- [EXERCISE]
Reproduce the lines of the material exactly, excluding every image.

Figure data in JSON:
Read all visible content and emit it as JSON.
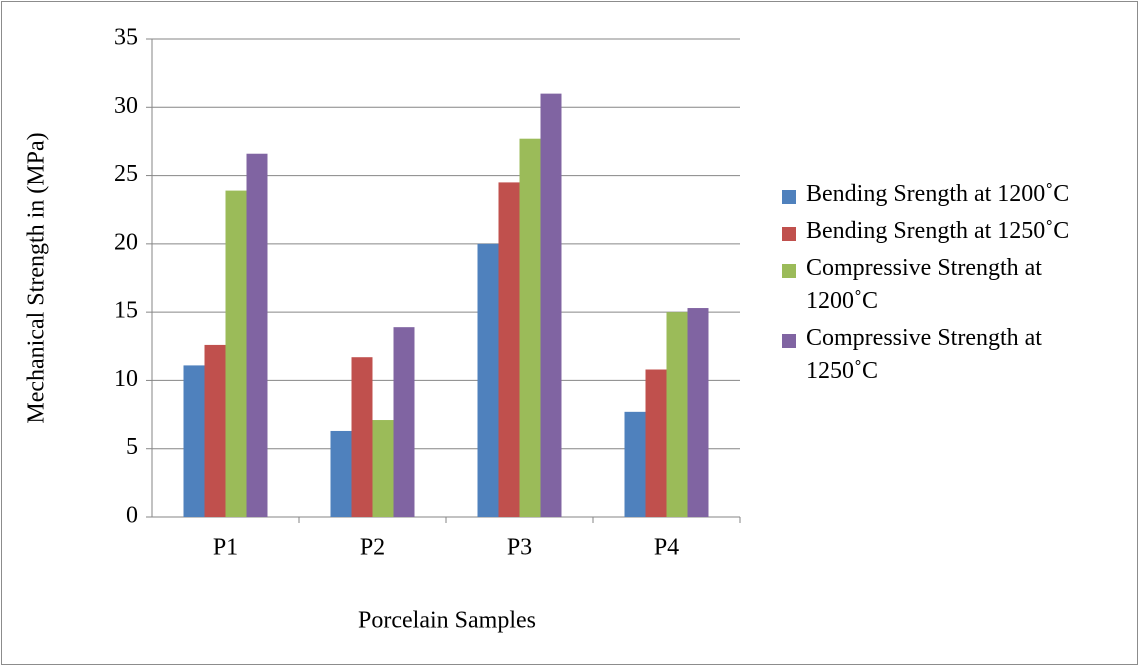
{
  "chart_data": {
    "type": "bar",
    "categories": [
      "P1",
      "P2",
      "P3",
      "P4"
    ],
    "series": [
      {
        "name": "Bending Srength at 1200˚C",
        "color": "#4f81bd",
        "values": [
          11.1,
          6.3,
          20,
          7.7
        ]
      },
      {
        "name": "Bending Srength at 1250˚C",
        "color": "#c0504d",
        "values": [
          12.6,
          11.7,
          24.5,
          10.8
        ]
      },
      {
        "name": "Compressive Strength at 1200˚C",
        "color": "#9bbb59",
        "values": [
          23.9,
          7.1,
          27.7,
          15
        ]
      },
      {
        "name": "Compressive Strength at 1250˚C",
        "color": "#8064a2",
        "values": [
          26.6,
          13.9,
          31,
          15.3
        ]
      }
    ],
    "x_label": "Porcelain Samples",
    "y_label": "Mechanical Strength in (MPa)",
    "ylim": [
      0,
      35
    ],
    "yticks": [
      0,
      5,
      10,
      15,
      20,
      25,
      30,
      35
    ],
    "grid": true
  }
}
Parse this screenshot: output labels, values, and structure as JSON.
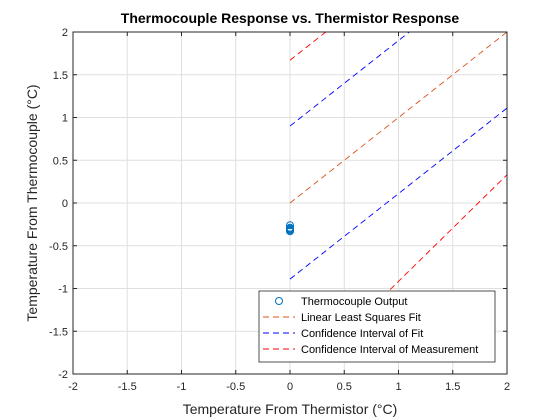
{
  "chart_data": {
    "type": "scatter",
    "title": "Thermocouple Response vs. Thermistor Response",
    "xlabel": "Temperature From Thermistor (°C)",
    "ylabel": "Temperature From Thermocouple (°C)",
    "xlim": [
      -2,
      2
    ],
    "ylim": [
      -2,
      2
    ],
    "xticks": [
      -2,
      -1.5,
      -1,
      -0.5,
      0,
      0.5,
      1,
      1.5,
      2
    ],
    "yticks": [
      -2,
      -1.5,
      -1,
      -0.5,
      0,
      0.5,
      1,
      1.5,
      2
    ],
    "xtick_labels": [
      "-2",
      "-1.5",
      "-1",
      "-0.5",
      "0",
      "0.5",
      "1",
      "1.5",
      "2"
    ],
    "ytick_labels": [
      "-2",
      "-1.5",
      "-1",
      "-0.5",
      "0",
      "0.5",
      "1",
      "1.5",
      "2"
    ],
    "grid": true,
    "legend_position": "bottom-right",
    "series": [
      {
        "name": "Thermocouple Output",
        "kind": "markers",
        "marker": "circle",
        "color": "#0072BD",
        "x": [
          0,
          0,
          0,
          0,
          0,
          0
        ],
        "y": [
          -0.26,
          -0.29,
          -0.31,
          -0.32,
          -0.33,
          -0.3
        ]
      },
      {
        "name": "Linear Least Squares Fit",
        "kind": "dashed-line",
        "color": "#D95319",
        "x": [
          0,
          2
        ],
        "y": [
          0,
          2
        ]
      },
      {
        "name": "Confidence Interval of Fit",
        "kind": "dashed-line",
        "color": "#0000FF",
        "segments": [
          {
            "x": [
              0,
              1.1
            ],
            "y": [
              0.9,
              2
            ]
          },
          {
            "x": [
              0,
              2
            ],
            "y": [
              -0.89,
              1.11
            ]
          }
        ]
      },
      {
        "name": "Confidence Interval of Measurement",
        "kind": "dashed-line",
        "color": "#FF0000",
        "segments": [
          {
            "x": [
              0,
              0.33
            ],
            "y": [
              1.67,
              2
            ]
          },
          {
            "x": [
              0.66,
              2
            ],
            "y": [
              -1.34,
              0.33
            ]
          }
        ]
      }
    ]
  }
}
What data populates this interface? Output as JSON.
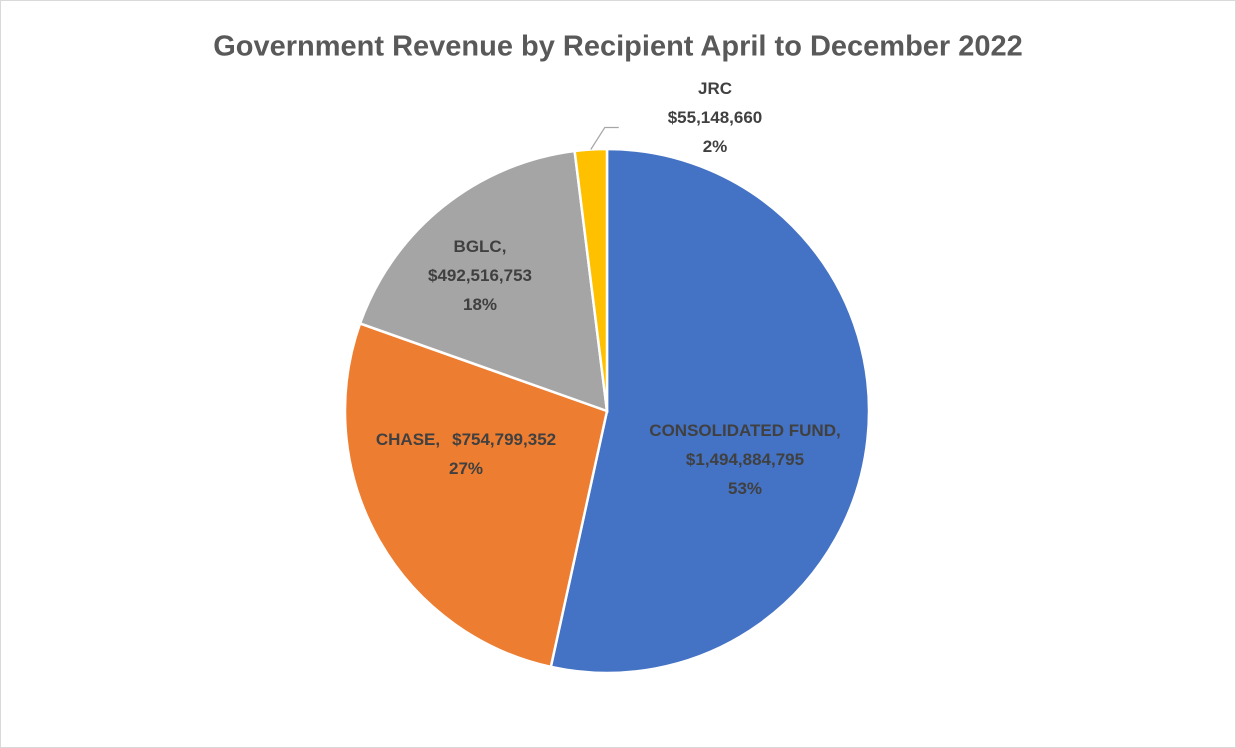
{
  "chart_data": {
    "type": "pie",
    "title": "Government Revenue by Recipient April to December 2022",
    "categories": [
      "CONSOLIDATED FUND,",
      "CHASE,",
      "BGLC,",
      "JRC"
    ],
    "values": [
      1494884795,
      754799352,
      492516753,
      55148660
    ],
    "value_labels": [
      "$1,494,884,795",
      "$754,799,352",
      "$492,516,753",
      "$55,148,660"
    ],
    "percent_labels": [
      "53%",
      "27%",
      "18%",
      "2%"
    ],
    "colors": [
      "#4472c4",
      "#ed7d31",
      "#a5a5a5",
      "#ffc000"
    ]
  }
}
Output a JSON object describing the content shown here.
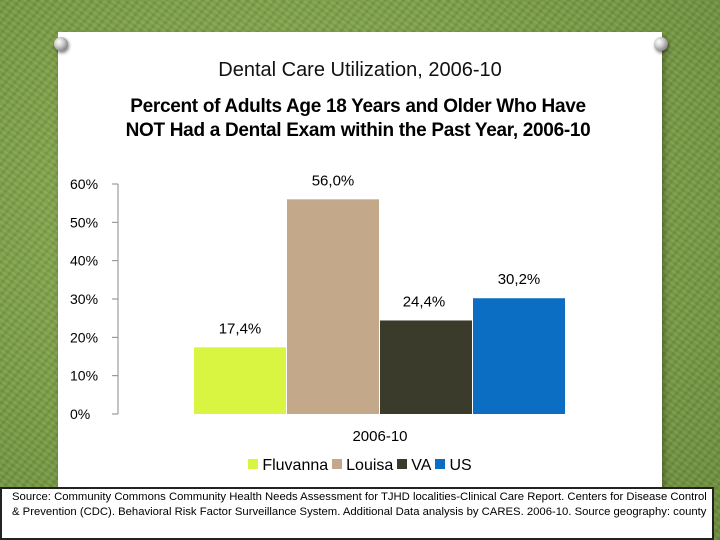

- [EXERCISE OUTPUT]
Read all visible content and emit it as JSON.
{
  "chart_data": {
    "type": "bar",
    "categories": [
      "P1",
      "P2",
      "P3",
      "P4"
    ],
    "series": [
      {
        "name": "Bending Srength at 1200˚C",
        "color": "#4f81bd",
        "values": [
          11.1,
          6.3,
          20,
          7.7
        ]
      },
      {
        "name": "Bending Srength at 1250˚C",
        "color": "#c0504d",
        "values": [
          12.6,
          11.7,
          24.5,
          10.8
        ]
      },
      {
        "name": "Compressive Strength at 1200˚C",
        "color": "#9bbb59",
        "values": [
          23.9,
          7.1,
          27.7,
          15
        ]
      },
      {
        "name": "Compressive Strength at 1250˚C",
        "color": "#8064a2",
        "values": [
          26.6,
          13.9,
          31,
          15.3
        ]
      }
    ],
    "x_label": "Porcelain Samples",
    "y_label": "Mechanical Strength in (MPa)",
    "ylim": [
      0,
      35
    ],
    "yticks": [
      0,
      5,
      10,
      15,
      20,
      25,
      30,
      35
    ],
    "grid": true
  }
}
Parse this screenshot: output labels, values, and structure as JSON.
{
  "chart_data": {
    "type": "scatter",
    "title": "Thermocouple Response vs. Thermistor Response",
    "xlabel": "Temperature From Thermistor (°C)",
    "ylabel": "Temperature From Thermocouple (°C)",
    "xlim": [
      -2,
      2
    ],
    "ylim": [
      -2,
      2
    ],
    "xticks": [
      -2,
      -1.5,
      -1,
      -0.5,
      0,
      0.5,
      1,
      1.5,
      2
    ],
    "yticks": [
      -2,
      -1.5,
      -1,
      -0.5,
      0,
      0.5,
      1,
      1.5,
      2
    ],
    "xtick_labels": [
      "-2",
      "-1.5",
      "-1",
      "-0.5",
      "0",
      "0.5",
      "1",
      "1.5",
      "2"
    ],
    "ytick_labels": [
      "-2",
      "-1.5",
      "-1",
      "-0.5",
      "0",
      "0.5",
      "1",
      "1.5",
      "2"
    ],
    "grid": true,
    "legend_position": "bottom-right",
    "series": [
      {
        "name": "Thermocouple Output",
        "kind": "markers",
        "marker": "circle",
        "color": "#0072BD",
        "x": [
          0,
          0,
          0,
          0,
          0,
          0
        ],
        "y": [
          -0.26,
          -0.29,
          -0.31,
          -0.32,
          -0.33,
          -0.3
        ]
      },
      {
        "name": "Linear Least Squares Fit",
        "kind": "dashed-line",
        "color": "#D95319",
        "x": [
          0,
          2
        ],
        "y": [
          0,
          2
        ]
      },
      {
        "name": "Confidence Interval of Fit",
        "kind": "dashed-line",
        "color": "#0000FF",
        "segments": [
          {
            "x": [
              0,
              1.1
            ],
            "y": [
              0.9,
              2
            ]
          },
          {
            "x": [
              0,
              2
            ],
            "y": [
              -0.89,
              1.11
            ]
          }
        ]
      },
      {
        "name": "Confidence Interval of Measurement",
        "kind": "dashed-line",
        "color": "#FF0000",
        "segments": [
          {
            "x": [
              0,
              0.33
            ],
            "y": [
              1.67,
              2
            ]
          },
          {
            "x": [
              0.66,
              2
            ],
            "y": [
              -1.34,
              0.33
            ]
          }
        ]
      }
    ]
  }
}
What data populates this interface? Output as JSON.
{
  "chart_data": {
    "type": "pie",
    "title": "Government Revenue by Recipient April to December 2022",
    "categories": [
      "CONSOLIDATED FUND,",
      "CHASE,",
      "BGLC,",
      "JRC"
    ],
    "values": [
      1494884795,
      754799352,
      492516753,
      55148660
    ],
    "value_labels": [
      "$1,494,884,795",
      "$754,799,352",
      "$492,516,753",
      "$55,148,660"
    ],
    "percent_labels": [
      "53%",
      "27%",
      "18%",
      "2%"
    ],
    "colors": [
      "#4472c4",
      "#ed7d31",
      "#a5a5a5",
      "#ffc000"
    ]
  }
}
Output a JSON object describing the content shown here.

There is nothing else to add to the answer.